#### [Provided records]
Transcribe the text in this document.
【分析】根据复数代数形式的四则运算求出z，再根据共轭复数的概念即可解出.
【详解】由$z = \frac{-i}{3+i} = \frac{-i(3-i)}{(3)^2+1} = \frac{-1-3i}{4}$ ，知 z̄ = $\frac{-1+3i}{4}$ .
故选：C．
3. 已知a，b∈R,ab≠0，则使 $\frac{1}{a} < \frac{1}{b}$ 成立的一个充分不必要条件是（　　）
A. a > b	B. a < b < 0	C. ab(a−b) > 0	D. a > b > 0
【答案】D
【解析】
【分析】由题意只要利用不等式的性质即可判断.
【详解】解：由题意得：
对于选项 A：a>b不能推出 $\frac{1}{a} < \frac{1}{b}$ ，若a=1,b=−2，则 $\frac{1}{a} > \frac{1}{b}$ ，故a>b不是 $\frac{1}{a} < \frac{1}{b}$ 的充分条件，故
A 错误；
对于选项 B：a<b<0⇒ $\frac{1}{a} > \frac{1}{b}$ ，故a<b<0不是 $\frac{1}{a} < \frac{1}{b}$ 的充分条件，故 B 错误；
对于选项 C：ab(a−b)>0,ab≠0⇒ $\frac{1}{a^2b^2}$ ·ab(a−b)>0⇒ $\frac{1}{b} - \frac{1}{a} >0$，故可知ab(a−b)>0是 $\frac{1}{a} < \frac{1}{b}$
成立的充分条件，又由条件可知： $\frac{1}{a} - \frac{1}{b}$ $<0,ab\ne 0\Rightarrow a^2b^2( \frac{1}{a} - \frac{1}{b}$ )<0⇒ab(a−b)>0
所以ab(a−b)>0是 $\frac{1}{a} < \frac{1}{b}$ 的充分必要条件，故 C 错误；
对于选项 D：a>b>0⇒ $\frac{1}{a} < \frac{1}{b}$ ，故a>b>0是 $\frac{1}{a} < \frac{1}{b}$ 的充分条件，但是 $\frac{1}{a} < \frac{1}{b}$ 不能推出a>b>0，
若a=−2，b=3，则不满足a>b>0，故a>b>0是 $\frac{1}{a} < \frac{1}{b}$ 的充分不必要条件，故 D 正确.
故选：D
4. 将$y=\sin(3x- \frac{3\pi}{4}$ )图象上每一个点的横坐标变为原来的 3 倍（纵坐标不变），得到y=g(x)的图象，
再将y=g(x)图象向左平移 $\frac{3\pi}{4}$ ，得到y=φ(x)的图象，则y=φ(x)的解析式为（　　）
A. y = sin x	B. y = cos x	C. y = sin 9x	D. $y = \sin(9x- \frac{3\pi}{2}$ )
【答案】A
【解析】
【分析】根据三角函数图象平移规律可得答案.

#### [Problem to solve]
From the records above, extract each line exactly as shown.

#### [Answer to this task]
Transcribe the text in this document.
【分析】根据复数代数形式的四则运算求出z，再根据共轭复数的概念即可解出.
【详解】由$z = \frac{-i}{3+i} = \frac{-i(3-i)}{(3)^2+1} = \frac{-1-3i}{4}$ ，知 z̄ = $\frac{-1+3i}{4}$ .
故选：C．
3. 已知a，b∈R,ab≠0，则使 $\frac{1}{a} < \frac{1}{b}$ 成立的一个充分不必要条件是（　　）
A. a > b	B. a < b < 0	C. ab(a−b) > 0	D. a > b > 0
【答案】D
【解析】
【分析】由题意只要利用不等式的性质即可判断.
【详解】解：由题意得：
对于选项 A：a>b不能推出 $\frac{1}{a} < \frac{1}{b}$ ，若a=1,b=−2，则 $\frac{1}{a} > \frac{1}{b}$ ，故a>b不是 $\frac{1}{a} < \frac{1}{b}$ 的充分条件，故
A 错误；
对于选项 B：a<b<0⇒ $\frac{1}{a} > \frac{1}{b}$ ，故a<b<0不是 $\frac{1}{a} < \frac{1}{b}$ 的充分条件，故 B 错误；
对于选项 C：ab(a−b)>0,ab≠0⇒ $\frac{1}{a^2b^2}$ ·ab(a−b)>0⇒ $\frac{1}{b} - \frac{1}{a} >0$，故可知ab(a−b)>0是 $\frac{1}{a} < \frac{1}{b}$
成立的充分条件，又由条件可知： $\frac{1}{a} - \frac{1}{b}$ $<0,ab\ne 0\Rightarrow a^2b^2( \frac{1}{a} - \frac{1}{b}$ )<0⇒ab(a−b)>0
所以ab(a−b)>0是 $\frac{1}{a} < \frac{1}{b}$ 的充分必要条件，故 C 错误；
对于选项 D：a>b>0⇒ $\frac{1}{a} < \frac{1}{b}$ ，故a>b>0是 $\frac{1}{a} < \frac{1}{b}$ 的充分条件，但是 $\frac{1}{a} < \frac{1}{b}$ 不能推出a>b>0，
若a=−2，b=3，则不满足a>b>0，故a>b>0是 $\frac{1}{a} < \frac{1}{b}$ 的充分不必要条件，故 D 正确.
故选：D
4. 将$y=\sin(3x- \frac{3\pi}{4}$ )图象上每一个点的横坐标变为原来的 3 倍（纵坐标不变），得到y=g(x)的图象，
再将y=g(x)图象向左平移 $\frac{3\pi}{4}$ ，得到y=φ(x)的图象，则y=φ(x)的解析式为（　　）
A. y = sin x	B. y = cos x	C. y = sin 9x	D. $y = \sin(9x- \frac{3\pi}{2}$ )
【答案】A
【解析】
【分析】根据三角函数图象平移规律可得答案.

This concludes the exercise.